Start Material supplied

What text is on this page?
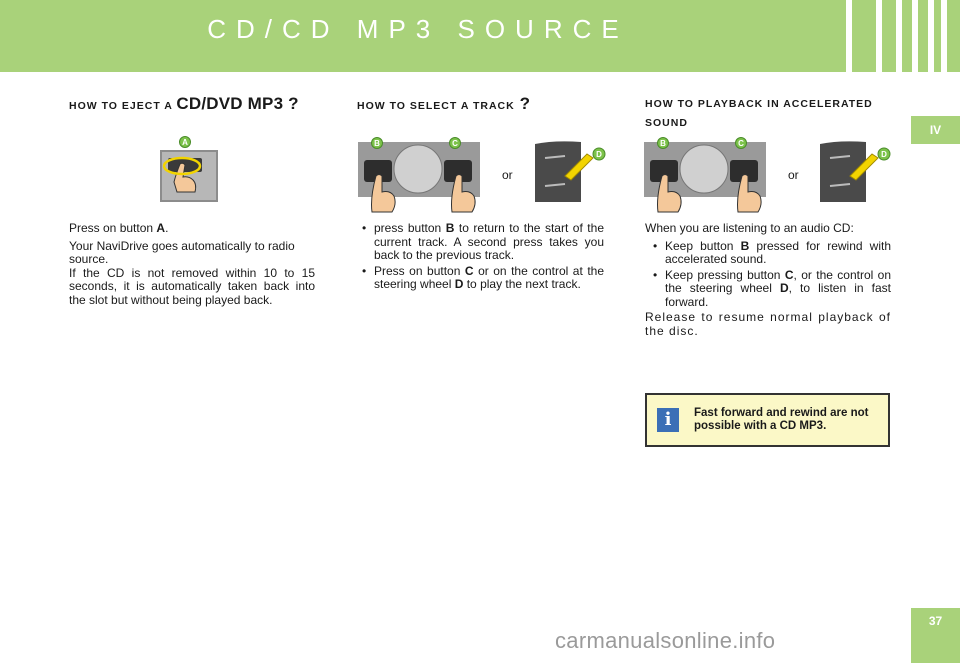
CD/CD MP3 SOURCE
IV
37
HOW TO EJECT A CD/DVD MP3 ?
A

Press on button A.

Your NaviDrive goes automatically to radio source.

If the CD is not removed within 10 to 15 seconds, it is automatically taken back into the slot but without being played back.

HOW TO SELECT A TRACK ?
B	C
or
D
• press button B to return to the start of the current track. A second press takes you back to the previous track.
• Press on button C or on the control at the steering wheel D to play the next track.
HOW TO PLAYBACK IN ACCELERATED SOUND
B	C
or
D

When you are listening to an audio CD:

• Keep button B pressed for rewind with accelerated sound.
• Keep pressing button C, or the control on the steering wheel D, to listen in fast forward.

Release to resume normal playback of the disc.

i	Fast forward and rewind are not possible with a CD MP3.
carmanualsonline.info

End Material supplied

Print the complete listing exactly, apart from any pictures.

What text is on this page?
CD/CD MP3 SOURCE
IV
37
HOW TO EJECT A CD/DVD MP3 ?
A

Press on button A.

Your NaviDrive goes automatically to radio source.

If the CD is not removed within 10 to 15 seconds, it is automatically taken back into the slot but without being played back.

HOW TO SELECT A TRACK ?
B	C
or
D
• press button B to return to the start of the current track. A second press takes you back to the previous track.
• Press on button C or on the control at the steering wheel D to play the next track.
HOW TO PLAYBACK IN ACCELERATED SOUND
B	C
or
D

When you are listening to an audio CD:

• Keep button B pressed for rewind with accelerated sound.
• Keep pressing button C, or the control on the steering wheel D, to listen in fast forward.

Release to resume normal playback of the disc.

i	Fast forward and rewind are not possible with a CD MP3.
carmanualsonline.info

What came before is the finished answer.